Below is a listing; reproduce each line of it exactly.

(Entries taken from a collection)
-- Start --

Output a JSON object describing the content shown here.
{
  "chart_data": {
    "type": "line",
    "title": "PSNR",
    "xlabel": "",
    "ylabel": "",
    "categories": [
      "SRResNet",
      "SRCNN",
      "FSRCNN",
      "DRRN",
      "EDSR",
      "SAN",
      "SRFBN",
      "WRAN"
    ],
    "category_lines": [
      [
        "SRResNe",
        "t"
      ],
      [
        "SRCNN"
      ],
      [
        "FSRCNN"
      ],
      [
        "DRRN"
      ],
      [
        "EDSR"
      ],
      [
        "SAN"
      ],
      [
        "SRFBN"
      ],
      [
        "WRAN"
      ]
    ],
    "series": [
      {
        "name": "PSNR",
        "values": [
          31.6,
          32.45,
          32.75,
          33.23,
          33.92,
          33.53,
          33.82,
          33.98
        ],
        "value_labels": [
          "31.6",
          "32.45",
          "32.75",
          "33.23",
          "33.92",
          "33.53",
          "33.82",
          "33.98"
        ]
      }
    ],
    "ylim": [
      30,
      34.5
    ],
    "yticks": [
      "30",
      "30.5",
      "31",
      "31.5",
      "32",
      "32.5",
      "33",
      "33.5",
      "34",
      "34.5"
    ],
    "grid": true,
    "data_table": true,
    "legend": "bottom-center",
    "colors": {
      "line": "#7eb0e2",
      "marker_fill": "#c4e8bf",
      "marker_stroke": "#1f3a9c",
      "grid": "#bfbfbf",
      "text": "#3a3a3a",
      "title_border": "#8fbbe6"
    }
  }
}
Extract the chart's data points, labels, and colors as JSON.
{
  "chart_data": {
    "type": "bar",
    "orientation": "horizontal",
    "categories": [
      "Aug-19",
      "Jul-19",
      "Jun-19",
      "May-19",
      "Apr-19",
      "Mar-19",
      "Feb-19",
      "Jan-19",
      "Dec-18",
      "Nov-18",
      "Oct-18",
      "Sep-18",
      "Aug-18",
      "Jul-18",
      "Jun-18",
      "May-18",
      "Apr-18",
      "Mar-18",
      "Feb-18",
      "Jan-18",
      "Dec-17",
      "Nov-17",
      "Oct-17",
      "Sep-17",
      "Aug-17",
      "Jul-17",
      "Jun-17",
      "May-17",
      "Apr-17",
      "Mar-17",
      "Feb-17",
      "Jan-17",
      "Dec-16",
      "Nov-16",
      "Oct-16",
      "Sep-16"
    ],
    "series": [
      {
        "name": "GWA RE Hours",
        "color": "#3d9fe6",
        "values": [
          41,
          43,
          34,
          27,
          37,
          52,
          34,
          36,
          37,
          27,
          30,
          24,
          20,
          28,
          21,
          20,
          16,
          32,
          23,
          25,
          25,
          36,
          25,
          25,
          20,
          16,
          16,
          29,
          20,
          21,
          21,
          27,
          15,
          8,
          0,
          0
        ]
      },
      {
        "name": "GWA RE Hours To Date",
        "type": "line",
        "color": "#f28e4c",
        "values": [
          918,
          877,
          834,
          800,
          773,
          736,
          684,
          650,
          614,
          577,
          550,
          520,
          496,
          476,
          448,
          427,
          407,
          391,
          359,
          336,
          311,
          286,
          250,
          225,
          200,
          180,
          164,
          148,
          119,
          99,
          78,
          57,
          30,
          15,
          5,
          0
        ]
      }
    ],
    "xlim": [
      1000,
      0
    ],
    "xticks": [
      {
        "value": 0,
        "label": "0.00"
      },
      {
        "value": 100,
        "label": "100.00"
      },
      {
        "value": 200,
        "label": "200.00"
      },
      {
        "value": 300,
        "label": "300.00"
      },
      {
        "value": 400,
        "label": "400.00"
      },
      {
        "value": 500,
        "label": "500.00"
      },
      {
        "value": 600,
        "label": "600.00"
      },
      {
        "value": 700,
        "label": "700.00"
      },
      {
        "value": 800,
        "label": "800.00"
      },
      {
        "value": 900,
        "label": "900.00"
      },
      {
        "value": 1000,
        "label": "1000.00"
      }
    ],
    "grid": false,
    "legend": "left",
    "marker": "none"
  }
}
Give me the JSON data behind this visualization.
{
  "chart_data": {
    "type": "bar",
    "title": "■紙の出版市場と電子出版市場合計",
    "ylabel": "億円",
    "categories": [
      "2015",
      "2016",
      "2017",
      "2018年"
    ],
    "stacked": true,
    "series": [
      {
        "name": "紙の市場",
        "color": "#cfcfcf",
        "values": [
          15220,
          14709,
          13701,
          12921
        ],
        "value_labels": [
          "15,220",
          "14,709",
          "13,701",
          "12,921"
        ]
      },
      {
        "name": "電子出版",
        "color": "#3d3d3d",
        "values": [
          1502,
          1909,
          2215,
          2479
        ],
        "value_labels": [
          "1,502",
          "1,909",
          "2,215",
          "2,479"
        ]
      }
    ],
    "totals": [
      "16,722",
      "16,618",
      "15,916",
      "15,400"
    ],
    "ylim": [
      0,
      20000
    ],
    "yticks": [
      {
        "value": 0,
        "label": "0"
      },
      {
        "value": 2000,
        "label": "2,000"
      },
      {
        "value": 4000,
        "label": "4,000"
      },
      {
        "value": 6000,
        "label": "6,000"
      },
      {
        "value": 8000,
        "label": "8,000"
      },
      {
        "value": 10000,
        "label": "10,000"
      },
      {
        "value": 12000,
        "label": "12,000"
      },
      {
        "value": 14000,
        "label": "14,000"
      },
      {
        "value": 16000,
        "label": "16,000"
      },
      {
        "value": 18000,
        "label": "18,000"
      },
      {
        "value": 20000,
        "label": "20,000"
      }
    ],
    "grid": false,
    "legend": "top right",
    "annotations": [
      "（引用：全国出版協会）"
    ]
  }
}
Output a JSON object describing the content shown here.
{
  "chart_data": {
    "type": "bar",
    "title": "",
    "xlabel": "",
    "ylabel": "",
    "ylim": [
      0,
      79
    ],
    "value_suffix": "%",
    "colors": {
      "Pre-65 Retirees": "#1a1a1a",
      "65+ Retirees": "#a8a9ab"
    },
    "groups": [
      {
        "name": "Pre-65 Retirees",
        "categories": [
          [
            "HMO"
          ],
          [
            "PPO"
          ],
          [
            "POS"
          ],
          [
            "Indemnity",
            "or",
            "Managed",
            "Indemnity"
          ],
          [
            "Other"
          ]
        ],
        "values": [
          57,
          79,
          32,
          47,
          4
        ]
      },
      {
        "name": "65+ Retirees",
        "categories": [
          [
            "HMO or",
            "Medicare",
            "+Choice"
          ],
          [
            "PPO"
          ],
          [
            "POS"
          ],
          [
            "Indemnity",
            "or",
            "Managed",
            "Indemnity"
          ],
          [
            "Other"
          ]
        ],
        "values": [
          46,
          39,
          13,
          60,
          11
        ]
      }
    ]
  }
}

-- End --

• **Expected output**
Output a JSON object describing the content shown here.
{
  "chart_data": {
    "type": "line",
    "title": "PSNR",
    "xlabel": "",
    "ylabel": "",
    "categories": [
      "SRResNet",
      "SRCNN",
      "FSRCNN",
      "DRRN",
      "EDSR",
      "SAN",
      "SRFBN",
      "WRAN"
    ],
    "category_lines": [
      [
        "SRResNe",
        "t"
      ],
      [
        "SRCNN"
      ],
      [
        "FSRCNN"
      ],
      [
        "DRRN"
      ],
      [
        "EDSR"
      ],
      [
        "SAN"
      ],
      [
        "SRFBN"
      ],
      [
        "WRAN"
      ]
    ],
    "series": [
      {
        "name": "PSNR",
        "values": [
          31.6,
          32.45,
          32.75,
          33.23,
          33.92,
          33.53,
          33.82,
          33.98
        ],
        "value_labels": [
          "31.6",
          "32.45",
          "32.75",
          "33.23",
          "33.92",
          "33.53",
          "33.82",
          "33.98"
        ]
      }
    ],
    "ylim": [
      30,
      34.5
    ],
    "yticks": [
      "30",
      "30.5",
      "31",
      "31.5",
      "32",
      "32.5",
      "33",
      "33.5",
      "34",
      "34.5"
    ],
    "grid": true,
    "data_table": true,
    "legend": "bottom-center",
    "colors": {
      "line": "#7eb0e2",
      "marker_fill": "#c4e8bf",
      "marker_stroke": "#1f3a9c",
      "grid": "#bfbfbf",
      "text": "#3a3a3a",
      "title_border": "#8fbbe6"
    }
  }
}
Extract the chart's data points, labels, and colors as JSON.
{
  "chart_data": {
    "type": "bar",
    "orientation": "horizontal",
    "categories": [
      "Aug-19",
      "Jul-19",
      "Jun-19",
      "May-19",
      "Apr-19",
      "Mar-19",
      "Feb-19",
      "Jan-19",
      "Dec-18",
      "Nov-18",
      "Oct-18",
      "Sep-18",
      "Aug-18",
      "Jul-18",
      "Jun-18",
      "May-18",
      "Apr-18",
      "Mar-18",
      "Feb-18",
      "Jan-18",
      "Dec-17",
      "Nov-17",
      "Oct-17",
      "Sep-17",
      "Aug-17",
      "Jul-17",
      "Jun-17",
      "May-17",
      "Apr-17",
      "Mar-17",
      "Feb-17",
      "Jan-17",
      "Dec-16",
      "Nov-16",
      "Oct-16",
      "Sep-16"
    ],
    "series": [
      {
        "name": "GWA RE Hours",
        "color": "#3d9fe6",
        "values": [
          41,
          43,
          34,
          27,
          37,
          52,
          34,
          36,
          37,
          27,
          30,
          24,
          20,
          28,
          21,
          20,
          16,
          32,
          23,
          25,
          25,
          36,
          25,
          25,
          20,
          16,
          16,
          29,
          20,
          21,
          21,
          27,
          15,
          8,
          0,
          0
        ]
      },
      {
        "name": "GWA RE Hours To Date",
        "type": "line",
        "color": "#f28e4c",
        "values": [
          918,
          877,
          834,
          800,
          773,
          736,
          684,
          650,
          614,
          577,
          550,
          520,
          496,
          476,
          448,
          427,
          407,
          391,
          359,
          336,
          311,
          286,
          250,
          225,
          200,
          180,
          164,
          148,
          119,
          99,
          78,
          57,
          30,
          15,
          5,
          0
        ]
      }
    ],
    "xlim": [
      1000,
      0
    ],
    "xticks": [
      {
        "value": 0,
        "label": "0.00"
      },
      {
        "value": 100,
        "label": "100.00"
      },
      {
        "value": 200,
        "label": "200.00"
      },
      {
        "value": 300,
        "label": "300.00"
      },
      {
        "value": 400,
        "label": "400.00"
      },
      {
        "value": 500,
        "label": "500.00"
      },
      {
        "value": 600,
        "label": "600.00"
      },
      {
        "value": 700,
        "label": "700.00"
      },
      {
        "value": 800,
        "label": "800.00"
      },
      {
        "value": 900,
        "label": "900.00"
      },
      {
        "value": 1000,
        "label": "1000.00"
      }
    ],
    "grid": false,
    "legend": "left",
    "marker": "none"
  }
}
Give me the JSON data behind this visualization.
{
  "chart_data": {
    "type": "bar",
    "title": "■紙の出版市場と電子出版市場合計",
    "ylabel": "億円",
    "categories": [
      "2015",
      "2016",
      "2017",
      "2018年"
    ],
    "stacked": true,
    "series": [
      {
        "name": "紙の市場",
        "color": "#cfcfcf",
        "values": [
          15220,
          14709,
          13701,
          12921
        ],
        "value_labels": [
          "15,220",
          "14,709",
          "13,701",
          "12,921"
        ]
      },
      {
        "name": "電子出版",
        "color": "#3d3d3d",
        "values": [
          1502,
          1909,
          2215,
          2479
        ],
        "value_labels": [
          "1,502",
          "1,909",
          "2,215",
          "2,479"
        ]
      }
    ],
    "totals": [
      "16,722",
      "16,618",
      "15,916",
      "15,400"
    ],
    "ylim": [
      0,
      20000
    ],
    "yticks": [
      {
        "value": 0,
        "label": "0"
      },
      {
        "value": 2000,
        "label": "2,000"
      },
      {
        "value": 4000,
        "label": "4,000"
      },
      {
        "value": 6000,
        "label": "6,000"
      },
      {
        "value": 8000,
        "label": "8,000"
      },
      {
        "value": 10000,
        "label": "10,000"
      },
      {
        "value": 12000,
        "label": "12,000"
      },
      {
        "value": 14000,
        "label": "14,000"
      },
      {
        "value": 16000,
        "label": "16,000"
      },
      {
        "value": 18000,
        "label": "18,000"
      },
      {
        "value": 20000,
        "label": "20,000"
      }
    ],
    "grid": false,
    "legend": "top right",
    "annotations": [
      "（引用：全国出版協会）"
    ]
  }
}
Output a JSON object describing the content shown here.
{
  "chart_data": {
    "type": "bar",
    "title": "",
    "xlabel": "",
    "ylabel": "",
    "ylim": [
      0,
      79
    ],
    "value_suffix": "%",
    "colors": {
      "Pre-65 Retirees": "#1a1a1a",
      "65+ Retirees": "#a8a9ab"
    },
    "groups": [
      {
        "name": "Pre-65 Retirees",
        "categories": [
          [
            "HMO"
          ],
          [
            "PPO"
          ],
          [
            "POS"
          ],
          [
            "Indemnity",
            "or",
            "Managed",
            "Indemnity"
          ],
          [
            "Other"
          ]
        ],
        "values": [
          57,
          79,
          32,
          47,
          4
        ]
      },
      {
        "name": "65+ Retirees",
        "categories": [
          [
            "HMO or",
            "Medicare",
            "+Choice"
          ],
          [
            "PPO"
          ],
          [
            "POS"
          ],
          [
            "Indemnity",
            "or",
            "Managed",
            "Indemnity"
          ],
          [
            "Other"
          ]
        ],
        "values": [
          46,
          39,
          13,
          60,
          11
        ]
      }
    ]
  }
}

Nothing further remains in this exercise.